──────── INPUT MATERIAL
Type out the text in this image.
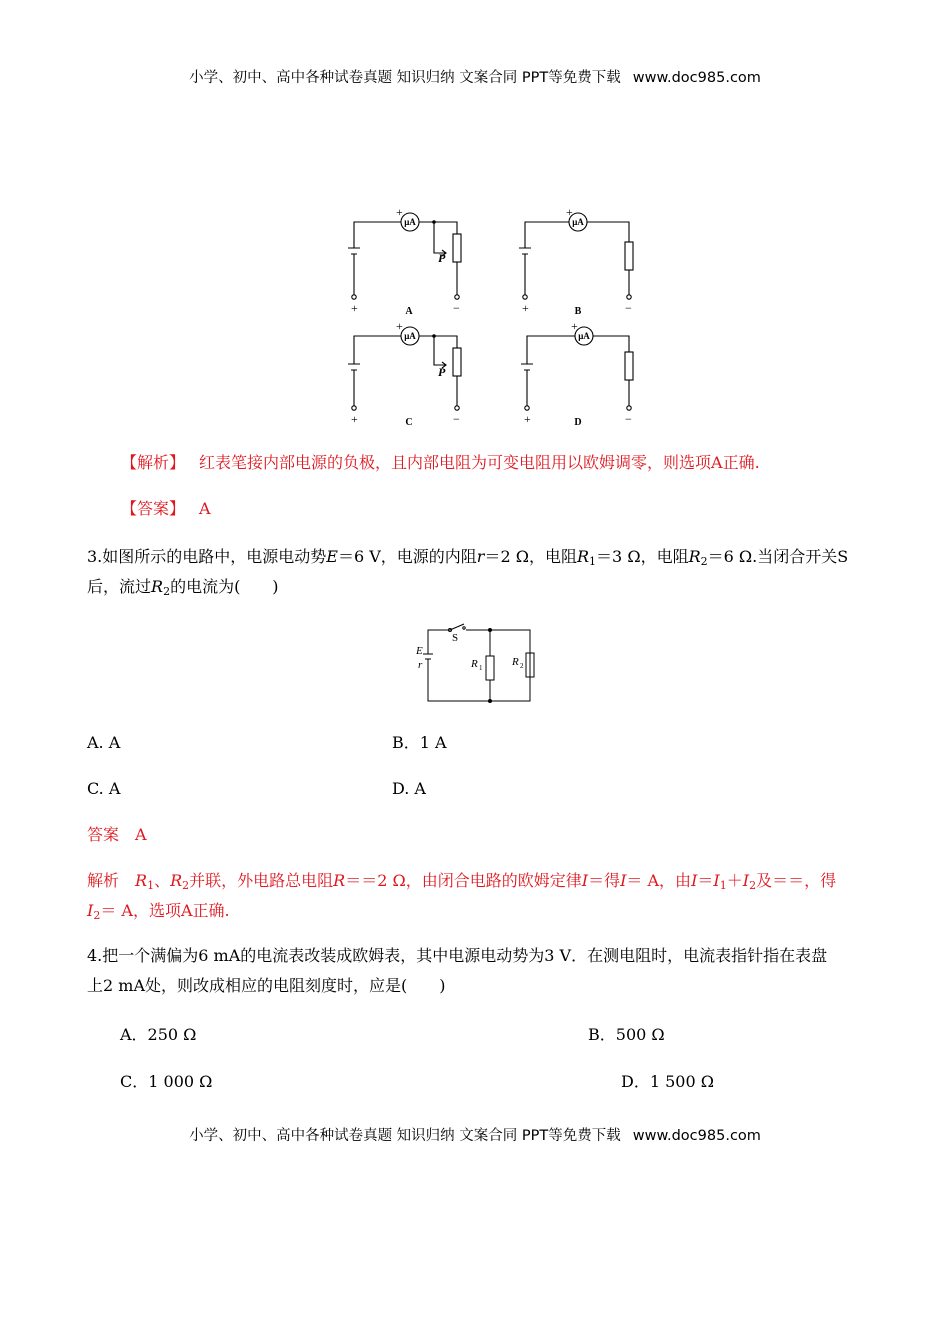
小学、初中、高中各种试卷真题 知识归纳 文案合同 PPT等免费下载 www.doc985.com
μA	μA
μA	μA
+	+
+	+
+	−	+	−
+	−	+	−
P
P
A	B
C	D
【解析】 红表笔接内部电源的负极，且内部电阻为可变电阻用以欧姆调零，则选项A正确.
【答案】 A
3.如图所示的电路中，电源电动势E＝6 V，电源的内阻r＝2 Ω，电阻$R_1=3$ Ω，电阻$R_2=6$ Ω.当闭合开关S
后，流过$R_2$的电流为(　　)
E
r	R	R
1	2
S
A. A	B．1 A
C. A	D. A
答案　A
解析　$R_1$、$R_2$并联，外电路总电阻R＝＝2 Ω，由闭合电路的欧姆定律I＝得I＝ A，由$I=I_1+I_2$及＝＝，得
$I_2= A$，选项A正确.
4.把一个满偏为6 mA的电流表改装成欧姆表，其中电源电动势为3 V．在测电阻时，电流表指针指在表盘
上2 mA处，则改成相应的电阻刻度时，应是(　　)
A．250 Ω	B．500 Ω
C．1 000 Ω	D．1 500 Ω
小学、初中、高中各种试卷真题 知识归纳 文案合同 PPT等免费下载 www.doc985.com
────────────────
§ EXERCISE DETAILS
Each entry shown above must be quoted exactly, with its pictures left out.

§ FINISHED TASK
Type out the text in this image.
小学、初中、高中各种试卷真题 知识归纳 文案合同 PPT等免费下载 www.doc985.com
μA	μA
μA	μA
+	+
+	+
+	−	+	−
+	−	+	−
P
P
A	B
C	D
【解析】 红表笔接内部电源的负极，且内部电阻为可变电阻用以欧姆调零，则选项A正确.
【答案】 A
3.如图所示的电路中，电源电动势E＝6 V，电源的内阻r＝2 Ω，电阻$R_1=3$ Ω，电阻$R_2=6$ Ω.当闭合开关S
后，流过$R_2$的电流为(　　)
E
r	R	R
1	2
S
A. A	B．1 A
C. A	D. A
答案　A
解析　$R_1$、$R_2$并联，外电路总电阻R＝＝2 Ω，由闭合电路的欧姆定律I＝得I＝ A，由$I=I_1+I_2$及＝＝，得
$I_2= A$，选项A正确.
4.把一个满偏为6 mA的电流表改装成欧姆表，其中电源电动势为3 V．在测电阻时，电流表指针指在表盘
上2 mA处，则改成相应的电阻刻度时，应是(　　)
A．250 Ω	B．500 Ω
C．1 000 Ω	D．1 500 Ω
小学、初中、高中各种试卷真题 知识归纳 文案合同 PPT等免费下载 www.doc985.com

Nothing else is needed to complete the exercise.